Directions for this task: Return the listing below word for word.

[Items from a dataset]
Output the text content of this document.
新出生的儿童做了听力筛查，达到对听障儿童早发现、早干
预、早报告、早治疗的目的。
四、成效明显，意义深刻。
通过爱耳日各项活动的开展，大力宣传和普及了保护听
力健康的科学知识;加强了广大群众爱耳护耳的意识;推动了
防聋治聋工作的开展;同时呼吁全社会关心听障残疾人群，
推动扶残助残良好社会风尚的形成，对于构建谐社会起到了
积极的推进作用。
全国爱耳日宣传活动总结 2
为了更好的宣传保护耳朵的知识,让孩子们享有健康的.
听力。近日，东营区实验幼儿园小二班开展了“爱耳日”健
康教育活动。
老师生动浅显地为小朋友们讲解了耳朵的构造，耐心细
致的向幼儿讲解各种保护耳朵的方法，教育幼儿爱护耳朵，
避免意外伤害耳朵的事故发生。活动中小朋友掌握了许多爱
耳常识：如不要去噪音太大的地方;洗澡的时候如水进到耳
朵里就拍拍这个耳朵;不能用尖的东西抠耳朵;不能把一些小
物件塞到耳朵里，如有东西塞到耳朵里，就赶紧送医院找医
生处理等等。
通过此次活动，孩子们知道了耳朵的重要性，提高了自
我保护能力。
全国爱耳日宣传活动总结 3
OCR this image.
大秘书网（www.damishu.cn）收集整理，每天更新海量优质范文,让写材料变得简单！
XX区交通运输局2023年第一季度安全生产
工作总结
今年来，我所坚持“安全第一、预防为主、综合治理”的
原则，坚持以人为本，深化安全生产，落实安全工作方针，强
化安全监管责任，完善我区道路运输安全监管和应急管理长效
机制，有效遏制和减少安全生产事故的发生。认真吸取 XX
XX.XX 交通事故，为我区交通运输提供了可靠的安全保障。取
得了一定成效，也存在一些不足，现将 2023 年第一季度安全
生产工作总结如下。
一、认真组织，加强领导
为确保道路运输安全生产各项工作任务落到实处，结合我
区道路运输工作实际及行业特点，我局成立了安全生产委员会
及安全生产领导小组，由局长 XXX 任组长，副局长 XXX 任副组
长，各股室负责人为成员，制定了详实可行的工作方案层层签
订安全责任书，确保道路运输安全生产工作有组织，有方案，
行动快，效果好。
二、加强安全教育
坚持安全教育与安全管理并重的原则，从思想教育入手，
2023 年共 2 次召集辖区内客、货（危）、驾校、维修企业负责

Written answer:
Output the text content of this document.
新出生的儿童做了听力筛查，达到对听障儿童早发现、早干
预、早报告、早治疗的目的。
四、成效明显，意义深刻。
通过爱耳日各项活动的开展，大力宣传和普及了保护听
力健康的科学知识;加强了广大群众爱耳护耳的意识;推动了
防聋治聋工作的开展;同时呼吁全社会关心听障残疾人群，
推动扶残助残良好社会风尚的形成，对于构建谐社会起到了
积极的推进作用。
全国爱耳日宣传活动总结 2
为了更好的宣传保护耳朵的知识,让孩子们享有健康的.
听力。近日，东营区实验幼儿园小二班开展了“爱耳日”健
康教育活动。
老师生动浅显地为小朋友们讲解了耳朵的构造，耐心细
致的向幼儿讲解各种保护耳朵的方法，教育幼儿爱护耳朵，
避免意外伤害耳朵的事故发生。活动中小朋友掌握了许多爱
耳常识：如不要去噪音太大的地方;洗澡的时候如水进到耳
朵里就拍拍这个耳朵;不能用尖的东西抠耳朵;不能把一些小
物件塞到耳朵里，如有东西塞到耳朵里，就赶紧送医院找医
生处理等等。
通过此次活动，孩子们知道了耳朵的重要性，提高了自
我保护能力。
全国爱耳日宣传活动总结 3
OCR this image.
大秘书网（www.damishu.cn）收集整理，每天更新海量优质范文,让写材料变得简单！
XX区交通运输局2023年第一季度安全生产
工作总结
今年来，我所坚持“安全第一、预防为主、综合治理”的
原则，坚持以人为本，深化安全生产，落实安全工作方针，强
化安全监管责任，完善我区道路运输安全监管和应急管理长效
机制，有效遏制和减少安全生产事故的发生。认真吸取 XX
XX.XX 交通事故，为我区交通运输提供了可靠的安全保障。取
得了一定成效，也存在一些不足，现将 2023 年第一季度安全
生产工作总结如下。
一、认真组织，加强领导
为确保道路运输安全生产各项工作任务落到实处，结合我
区道路运输工作实际及行业特点，我局成立了安全生产委员会
及安全生产领导小组，由局长 XXX 任组长，副局长 XXX 任副组
长，各股室负责人为成员，制定了详实可行的工作方案层层签
订安全责任书，确保道路运输安全生产工作有组织，有方案，
行动快，效果好。
二、加强安全教育
坚持安全教育与安全管理并重的原则，从思想教育入手，
2023 年共 2 次召集辖区内客、货（危）、驾校、维修企业负责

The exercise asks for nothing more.